#### [Goal]
Transcribe the records in full, keeping every character as it is.

┌─ Records to use

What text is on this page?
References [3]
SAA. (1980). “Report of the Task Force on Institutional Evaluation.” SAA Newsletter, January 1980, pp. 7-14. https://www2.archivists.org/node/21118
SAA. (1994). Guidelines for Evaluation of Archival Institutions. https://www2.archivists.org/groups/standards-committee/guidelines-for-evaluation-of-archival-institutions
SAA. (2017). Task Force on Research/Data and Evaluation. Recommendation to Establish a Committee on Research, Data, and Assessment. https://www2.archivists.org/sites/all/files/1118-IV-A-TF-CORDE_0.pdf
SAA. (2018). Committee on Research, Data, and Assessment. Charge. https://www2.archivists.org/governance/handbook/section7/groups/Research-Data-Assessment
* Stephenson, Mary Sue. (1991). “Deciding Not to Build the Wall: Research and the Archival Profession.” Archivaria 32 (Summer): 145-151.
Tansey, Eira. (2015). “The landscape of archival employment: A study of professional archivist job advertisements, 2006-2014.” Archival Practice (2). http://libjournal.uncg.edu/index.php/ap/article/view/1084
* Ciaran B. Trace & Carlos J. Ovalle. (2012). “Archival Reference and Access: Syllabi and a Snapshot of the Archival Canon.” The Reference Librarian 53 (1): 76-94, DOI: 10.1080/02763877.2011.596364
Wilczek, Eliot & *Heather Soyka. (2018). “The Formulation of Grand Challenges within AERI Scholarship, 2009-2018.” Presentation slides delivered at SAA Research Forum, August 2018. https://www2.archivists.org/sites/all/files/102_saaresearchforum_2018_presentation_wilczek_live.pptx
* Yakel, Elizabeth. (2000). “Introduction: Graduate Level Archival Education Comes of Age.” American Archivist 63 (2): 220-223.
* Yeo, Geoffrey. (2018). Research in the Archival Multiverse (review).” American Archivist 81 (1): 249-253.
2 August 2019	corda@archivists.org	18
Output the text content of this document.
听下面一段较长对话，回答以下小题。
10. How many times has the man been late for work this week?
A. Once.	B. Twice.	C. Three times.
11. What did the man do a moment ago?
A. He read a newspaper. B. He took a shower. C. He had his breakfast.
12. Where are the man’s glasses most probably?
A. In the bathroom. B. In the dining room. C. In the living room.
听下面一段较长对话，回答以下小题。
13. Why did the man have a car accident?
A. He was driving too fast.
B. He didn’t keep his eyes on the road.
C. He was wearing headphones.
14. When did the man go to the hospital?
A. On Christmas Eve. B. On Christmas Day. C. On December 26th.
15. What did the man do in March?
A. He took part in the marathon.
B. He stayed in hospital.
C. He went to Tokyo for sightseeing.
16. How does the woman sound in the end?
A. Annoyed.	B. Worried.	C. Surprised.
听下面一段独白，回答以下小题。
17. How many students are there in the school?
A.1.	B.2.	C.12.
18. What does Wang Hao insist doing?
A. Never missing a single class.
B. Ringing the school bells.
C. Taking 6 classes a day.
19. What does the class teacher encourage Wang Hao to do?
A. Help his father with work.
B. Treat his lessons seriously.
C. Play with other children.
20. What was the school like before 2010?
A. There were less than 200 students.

└─

#### [Full answer]
What text is on this page?
References [3]
SAA. (1980). “Report of the Task Force on Institutional Evaluation.” SAA Newsletter, January 1980, pp. 7-14. https://www2.archivists.org/node/21118
SAA. (1994). Guidelines for Evaluation of Archival Institutions. https://www2.archivists.org/groups/standards-committee/guidelines-for-evaluation-of-archival-institutions
SAA. (2017). Task Force on Research/Data and Evaluation. Recommendation to Establish a Committee on Research, Data, and Assessment. https://www2.archivists.org/sites/all/files/1118-IV-A-TF-CORDE_0.pdf
SAA. (2018). Committee on Research, Data, and Assessment. Charge. https://www2.archivists.org/governance/handbook/section7/groups/Research-Data-Assessment
* Stephenson, Mary Sue. (1991). “Deciding Not to Build the Wall: Research and the Archival Profession.” Archivaria 32 (Summer): 145-151.
Tansey, Eira. (2015). “The landscape of archival employment: A study of professional archivist job advertisements, 2006-2014.” Archival Practice (2). http://libjournal.uncg.edu/index.php/ap/article/view/1084
* Ciaran B. Trace & Carlos J. Ovalle. (2012). “Archival Reference and Access: Syllabi and a Snapshot of the Archival Canon.” The Reference Librarian 53 (1): 76-94, DOI: 10.1080/02763877.2011.596364
Wilczek, Eliot & *Heather Soyka. (2018). “The Formulation of Grand Challenges within AERI Scholarship, 2009-2018.” Presentation slides delivered at SAA Research Forum, August 2018. https://www2.archivists.org/sites/all/files/102_saaresearchforum_2018_presentation_wilczek_live.pptx
* Yakel, Elizabeth. (2000). “Introduction: Graduate Level Archival Education Comes of Age.” American Archivist 63 (2): 220-223.
* Yeo, Geoffrey. (2018). Research in the Archival Multiverse (review).” American Archivist 81 (1): 249-253.
2 August 2019	corda@archivists.org	18
Output the text content of this document.
听下面一段较长对话，回答以下小题。
10. How many times has the man been late for work this week?
A. Once.	B. Twice.	C. Three times.
11. What did the man do a moment ago?
A. He read a newspaper. B. He took a shower. C. He had his breakfast.
12. Where are the man’s glasses most probably?
A. In the bathroom. B. In the dining room. C. In the living room.
听下面一段较长对话，回答以下小题。
13. Why did the man have a car accident?
A. He was driving too fast.
B. He didn’t keep his eyes on the road.
C. He was wearing headphones.
14. When did the man go to the hospital?
A. On Christmas Eve. B. On Christmas Day. C. On December 26th.
15. What did the man do in March?
A. He took part in the marathon.
B. He stayed in hospital.
C. He went to Tokyo for sightseeing.
16. How does the woman sound in the end?
A. Annoyed.	B. Worried.	C. Surprised.
听下面一段独白，回答以下小题。
17. How many students are there in the school?
A.1.	B.2.	C.12.
18. What does Wang Hao insist doing?
A. Never missing a single class.
B. Ringing the school bells.
C. Taking 6 classes a day.
19. What does the class teacher encourage Wang Hao to do?
A. Help his father with work.
B. Treat his lessons seriously.
C. Play with other children.
20. What was the school like before 2010?
A. There were less than 200 students.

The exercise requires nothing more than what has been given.